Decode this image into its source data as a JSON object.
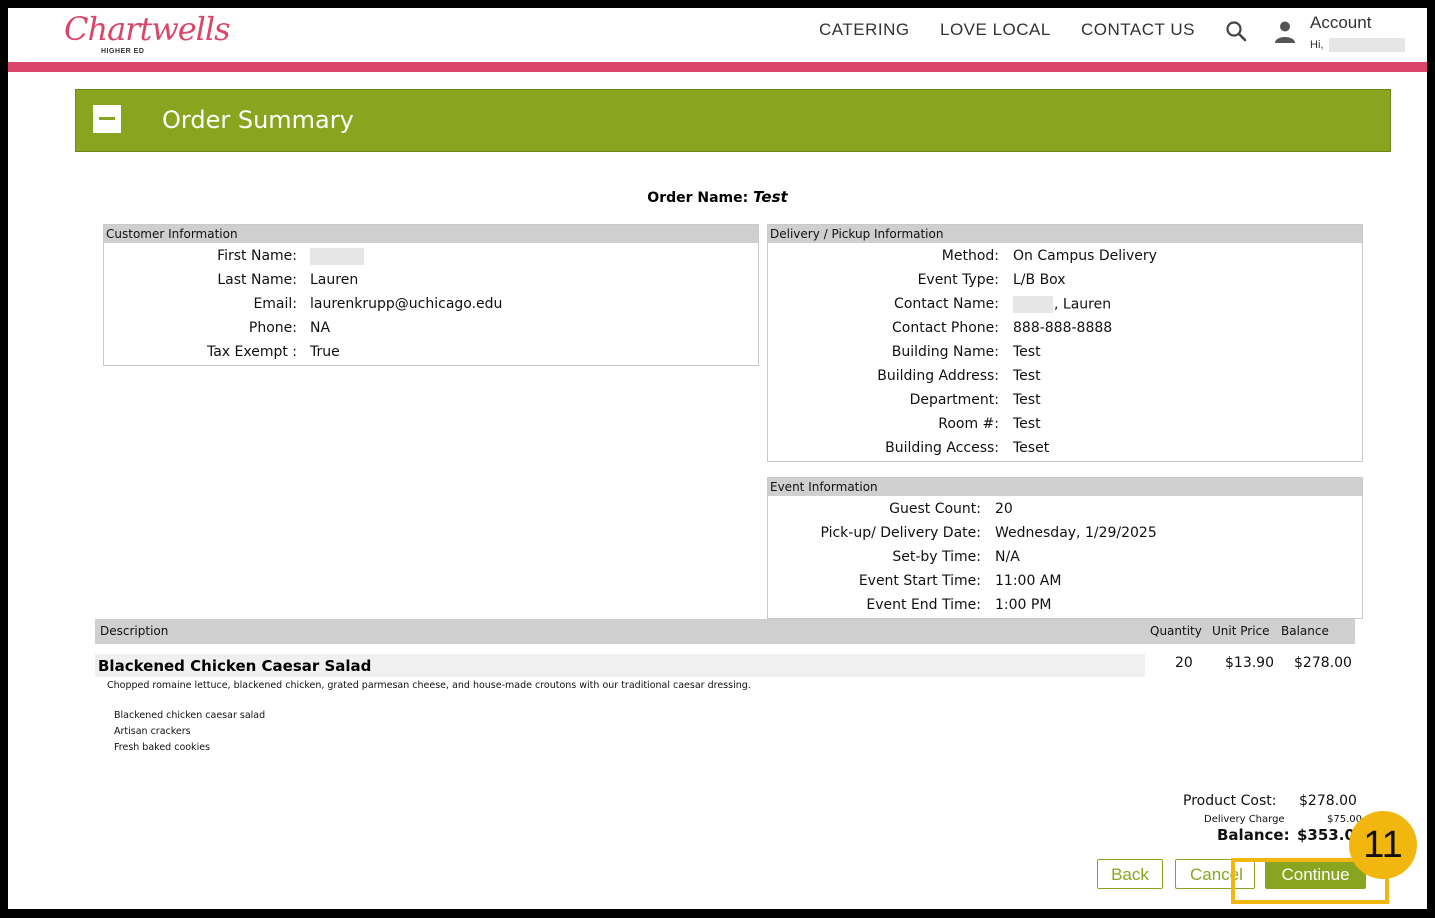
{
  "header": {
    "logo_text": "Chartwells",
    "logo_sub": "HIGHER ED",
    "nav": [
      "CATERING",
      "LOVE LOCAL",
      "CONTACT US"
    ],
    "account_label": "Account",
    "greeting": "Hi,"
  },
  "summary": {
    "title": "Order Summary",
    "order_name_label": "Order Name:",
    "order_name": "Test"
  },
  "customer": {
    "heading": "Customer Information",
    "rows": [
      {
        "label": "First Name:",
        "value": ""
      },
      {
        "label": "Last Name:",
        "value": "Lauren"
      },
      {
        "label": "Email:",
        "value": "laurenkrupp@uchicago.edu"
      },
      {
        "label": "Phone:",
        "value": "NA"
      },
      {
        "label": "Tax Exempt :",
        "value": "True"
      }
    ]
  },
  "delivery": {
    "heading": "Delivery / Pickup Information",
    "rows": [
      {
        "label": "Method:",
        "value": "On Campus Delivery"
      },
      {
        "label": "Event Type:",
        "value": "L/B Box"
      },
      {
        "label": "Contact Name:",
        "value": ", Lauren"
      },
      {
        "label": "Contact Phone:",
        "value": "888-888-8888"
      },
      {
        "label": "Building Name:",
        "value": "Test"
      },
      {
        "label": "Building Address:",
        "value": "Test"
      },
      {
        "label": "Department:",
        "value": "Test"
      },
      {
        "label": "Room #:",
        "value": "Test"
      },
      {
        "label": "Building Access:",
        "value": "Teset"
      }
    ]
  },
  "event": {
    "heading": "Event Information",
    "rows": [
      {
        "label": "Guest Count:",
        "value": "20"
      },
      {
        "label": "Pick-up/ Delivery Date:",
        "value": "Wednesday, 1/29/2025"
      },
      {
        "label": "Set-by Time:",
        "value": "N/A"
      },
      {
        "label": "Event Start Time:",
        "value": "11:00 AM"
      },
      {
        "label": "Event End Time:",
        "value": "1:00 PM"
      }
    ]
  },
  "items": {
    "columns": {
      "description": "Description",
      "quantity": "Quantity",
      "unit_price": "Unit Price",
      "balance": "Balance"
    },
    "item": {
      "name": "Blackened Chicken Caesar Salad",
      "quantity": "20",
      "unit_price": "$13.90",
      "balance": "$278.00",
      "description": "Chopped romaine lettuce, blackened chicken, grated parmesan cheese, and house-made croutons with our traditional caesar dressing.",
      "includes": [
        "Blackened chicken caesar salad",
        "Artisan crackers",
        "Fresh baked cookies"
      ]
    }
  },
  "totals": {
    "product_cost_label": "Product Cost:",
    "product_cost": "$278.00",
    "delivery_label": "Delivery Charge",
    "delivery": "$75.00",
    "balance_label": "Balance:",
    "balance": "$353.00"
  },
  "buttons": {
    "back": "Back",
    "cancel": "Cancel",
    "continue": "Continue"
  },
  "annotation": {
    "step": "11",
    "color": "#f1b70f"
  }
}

====

Requirements:
Copy every record above exactly, leaving out any pictures.

Solution for this exercise:
Decode this image into its source data as a JSON object.
{
  "header": {
    "logo_text": "Chartwells",
    "logo_sub": "HIGHER ED",
    "nav": [
      "CATERING",
      "LOVE LOCAL",
      "CONTACT US"
    ],
    "account_label": "Account",
    "greeting": "Hi,"
  },
  "summary": {
    "title": "Order Summary",
    "order_name_label": "Order Name:",
    "order_name": "Test"
  },
  "customer": {
    "heading": "Customer Information",
    "rows": [
      {
        "label": "First Name:",
        "value": ""
      },
      {
        "label": "Last Name:",
        "value": "Lauren"
      },
      {
        "label": "Email:",
        "value": "laurenkrupp@uchicago.edu"
      },
      {
        "label": "Phone:",
        "value": "NA"
      },
      {
        "label": "Tax Exempt :",
        "value": "True"
      }
    ]
  },
  "delivery": {
    "heading": "Delivery / Pickup Information",
    "rows": [
      {
        "label": "Method:",
        "value": "On Campus Delivery"
      },
      {
        "label": "Event Type:",
        "value": "L/B Box"
      },
      {
        "label": "Contact Name:",
        "value": ", Lauren"
      },
      {
        "label": "Contact Phone:",
        "value": "888-888-8888"
      },
      {
        "label": "Building Name:",
        "value": "Test"
      },
      {
        "label": "Building Address:",
        "value": "Test"
      },
      {
        "label": "Department:",
        "value": "Test"
      },
      {
        "label": "Room #:",
        "value": "Test"
      },
      {
        "label": "Building Access:",
        "value": "Teset"
      }
    ]
  },
  "event": {
    "heading": "Event Information",
    "rows": [
      {
        "label": "Guest Count:",
        "value": "20"
      },
      {
        "label": "Pick-up/ Delivery Date:",
        "value": "Wednesday, 1/29/2025"
      },
      {
        "label": "Set-by Time:",
        "value": "N/A"
      },
      {
        "label": "Event Start Time:",
        "value": "11:00 AM"
      },
      {
        "label": "Event End Time:",
        "value": "1:00 PM"
      }
    ]
  },
  "items": {
    "columns": {
      "description": "Description",
      "quantity": "Quantity",
      "unit_price": "Unit Price",
      "balance": "Balance"
    },
    "item": {
      "name": "Blackened Chicken Caesar Salad",
      "quantity": "20",
      "unit_price": "$13.90",
      "balance": "$278.00",
      "description": "Chopped romaine lettuce, blackened chicken, grated parmesan cheese, and house-made croutons with our traditional caesar dressing.",
      "includes": [
        "Blackened chicken caesar salad",
        "Artisan crackers",
        "Fresh baked cookies"
      ]
    }
  },
  "totals": {
    "product_cost_label": "Product Cost:",
    "product_cost": "$278.00",
    "delivery_label": "Delivery Charge",
    "delivery": "$75.00",
    "balance_label": "Balance:",
    "balance": "$353.00"
  },
  "buttons": {
    "back": "Back",
    "cancel": "Cancel",
    "continue": "Continue"
  },
  "annotation": {
    "step": "11",
    "color": "#f1b70f"
  }
}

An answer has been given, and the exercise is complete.